◆ DATA TO USE

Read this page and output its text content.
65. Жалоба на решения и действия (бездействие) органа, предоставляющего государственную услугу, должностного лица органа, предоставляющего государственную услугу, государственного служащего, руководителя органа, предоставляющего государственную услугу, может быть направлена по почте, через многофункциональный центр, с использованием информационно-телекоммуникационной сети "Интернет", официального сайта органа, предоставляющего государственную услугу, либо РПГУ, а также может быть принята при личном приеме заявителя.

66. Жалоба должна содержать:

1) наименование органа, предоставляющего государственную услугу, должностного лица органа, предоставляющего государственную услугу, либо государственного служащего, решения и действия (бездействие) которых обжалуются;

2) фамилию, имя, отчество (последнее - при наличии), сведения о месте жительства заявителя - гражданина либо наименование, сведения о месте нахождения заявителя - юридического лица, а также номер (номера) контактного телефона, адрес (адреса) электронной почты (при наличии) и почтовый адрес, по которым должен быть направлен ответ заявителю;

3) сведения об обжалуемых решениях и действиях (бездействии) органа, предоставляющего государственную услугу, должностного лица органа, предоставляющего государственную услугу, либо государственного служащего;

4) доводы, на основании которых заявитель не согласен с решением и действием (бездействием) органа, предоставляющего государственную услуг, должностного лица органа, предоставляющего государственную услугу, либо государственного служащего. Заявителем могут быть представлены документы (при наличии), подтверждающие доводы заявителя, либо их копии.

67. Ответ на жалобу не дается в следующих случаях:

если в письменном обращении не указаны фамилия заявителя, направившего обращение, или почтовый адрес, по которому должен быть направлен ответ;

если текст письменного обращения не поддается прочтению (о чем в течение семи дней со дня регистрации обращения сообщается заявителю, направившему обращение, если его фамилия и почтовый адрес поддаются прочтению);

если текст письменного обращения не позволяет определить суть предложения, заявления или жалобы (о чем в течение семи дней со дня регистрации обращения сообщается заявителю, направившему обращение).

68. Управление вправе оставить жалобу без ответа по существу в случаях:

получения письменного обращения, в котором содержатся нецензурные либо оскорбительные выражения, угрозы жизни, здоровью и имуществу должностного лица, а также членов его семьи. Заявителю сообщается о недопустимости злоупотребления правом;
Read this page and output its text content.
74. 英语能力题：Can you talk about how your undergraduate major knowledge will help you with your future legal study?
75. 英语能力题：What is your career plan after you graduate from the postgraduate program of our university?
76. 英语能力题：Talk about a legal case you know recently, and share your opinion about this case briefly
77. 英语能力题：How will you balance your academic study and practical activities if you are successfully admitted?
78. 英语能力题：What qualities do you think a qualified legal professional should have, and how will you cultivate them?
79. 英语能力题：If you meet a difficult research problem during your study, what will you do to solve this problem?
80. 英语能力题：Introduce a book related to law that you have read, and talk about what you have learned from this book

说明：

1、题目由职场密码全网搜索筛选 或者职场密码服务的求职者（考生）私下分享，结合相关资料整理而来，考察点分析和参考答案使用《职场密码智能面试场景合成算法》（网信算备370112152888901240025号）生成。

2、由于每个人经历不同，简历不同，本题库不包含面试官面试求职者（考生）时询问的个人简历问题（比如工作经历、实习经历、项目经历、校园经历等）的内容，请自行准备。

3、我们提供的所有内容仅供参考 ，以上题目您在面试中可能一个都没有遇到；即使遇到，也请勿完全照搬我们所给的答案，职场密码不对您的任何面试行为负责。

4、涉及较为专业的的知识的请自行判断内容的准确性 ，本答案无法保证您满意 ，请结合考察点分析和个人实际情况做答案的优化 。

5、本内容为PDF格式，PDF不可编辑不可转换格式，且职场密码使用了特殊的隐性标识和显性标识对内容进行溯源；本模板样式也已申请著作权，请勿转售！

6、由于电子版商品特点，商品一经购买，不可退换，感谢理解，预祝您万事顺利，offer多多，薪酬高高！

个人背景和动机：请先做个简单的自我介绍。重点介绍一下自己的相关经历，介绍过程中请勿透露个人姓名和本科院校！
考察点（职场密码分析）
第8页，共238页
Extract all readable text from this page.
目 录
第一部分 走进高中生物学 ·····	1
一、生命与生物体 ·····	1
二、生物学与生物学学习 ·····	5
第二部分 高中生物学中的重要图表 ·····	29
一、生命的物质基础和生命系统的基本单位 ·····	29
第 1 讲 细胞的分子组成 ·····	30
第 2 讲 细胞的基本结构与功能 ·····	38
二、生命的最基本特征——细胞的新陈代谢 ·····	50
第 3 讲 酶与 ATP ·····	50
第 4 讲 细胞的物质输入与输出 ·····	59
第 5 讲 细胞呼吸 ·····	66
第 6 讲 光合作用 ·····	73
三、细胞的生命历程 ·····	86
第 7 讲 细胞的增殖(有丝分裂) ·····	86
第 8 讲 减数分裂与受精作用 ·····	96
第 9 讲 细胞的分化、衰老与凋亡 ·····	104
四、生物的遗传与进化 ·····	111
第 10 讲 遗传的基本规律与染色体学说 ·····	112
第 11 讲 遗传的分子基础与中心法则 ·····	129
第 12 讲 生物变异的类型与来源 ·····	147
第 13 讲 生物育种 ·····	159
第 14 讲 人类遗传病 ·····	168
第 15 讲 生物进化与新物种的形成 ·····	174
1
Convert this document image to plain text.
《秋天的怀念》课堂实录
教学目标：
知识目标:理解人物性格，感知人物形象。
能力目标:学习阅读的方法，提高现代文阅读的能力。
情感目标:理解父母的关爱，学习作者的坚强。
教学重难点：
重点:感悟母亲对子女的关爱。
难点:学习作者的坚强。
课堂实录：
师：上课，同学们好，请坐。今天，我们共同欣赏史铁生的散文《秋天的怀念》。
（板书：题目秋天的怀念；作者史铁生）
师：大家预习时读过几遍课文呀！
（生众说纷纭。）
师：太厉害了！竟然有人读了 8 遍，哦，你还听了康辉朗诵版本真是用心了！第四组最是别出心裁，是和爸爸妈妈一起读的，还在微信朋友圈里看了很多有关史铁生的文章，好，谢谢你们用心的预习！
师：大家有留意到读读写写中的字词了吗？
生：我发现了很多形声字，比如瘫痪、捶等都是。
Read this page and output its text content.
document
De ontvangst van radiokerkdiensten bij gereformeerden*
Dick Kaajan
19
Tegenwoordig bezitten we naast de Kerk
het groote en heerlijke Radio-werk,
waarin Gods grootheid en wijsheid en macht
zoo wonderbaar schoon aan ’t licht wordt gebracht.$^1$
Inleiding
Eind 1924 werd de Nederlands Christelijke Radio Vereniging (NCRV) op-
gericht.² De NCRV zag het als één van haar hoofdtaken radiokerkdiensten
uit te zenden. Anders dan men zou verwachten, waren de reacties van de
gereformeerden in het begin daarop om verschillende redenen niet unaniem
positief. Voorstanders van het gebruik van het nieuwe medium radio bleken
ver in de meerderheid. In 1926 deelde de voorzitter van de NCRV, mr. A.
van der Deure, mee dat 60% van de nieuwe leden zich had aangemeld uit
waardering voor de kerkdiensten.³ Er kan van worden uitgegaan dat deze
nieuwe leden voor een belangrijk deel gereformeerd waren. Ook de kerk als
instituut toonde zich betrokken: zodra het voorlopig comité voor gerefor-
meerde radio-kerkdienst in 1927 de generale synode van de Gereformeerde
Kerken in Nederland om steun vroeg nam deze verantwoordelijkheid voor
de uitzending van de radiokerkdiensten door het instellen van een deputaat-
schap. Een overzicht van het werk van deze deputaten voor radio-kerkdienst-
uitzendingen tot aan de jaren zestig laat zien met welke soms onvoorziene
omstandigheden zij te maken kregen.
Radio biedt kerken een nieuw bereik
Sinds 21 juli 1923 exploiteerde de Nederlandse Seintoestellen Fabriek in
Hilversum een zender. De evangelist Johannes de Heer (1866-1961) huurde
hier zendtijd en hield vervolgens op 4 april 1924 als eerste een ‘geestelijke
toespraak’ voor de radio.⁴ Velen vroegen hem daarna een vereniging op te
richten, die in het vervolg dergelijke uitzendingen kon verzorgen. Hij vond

◆ PROBLEM DETAILS
Reply with nothing except the number of lines in the listing above that include "werk".

◆ RESULT FOR THIS TASK
2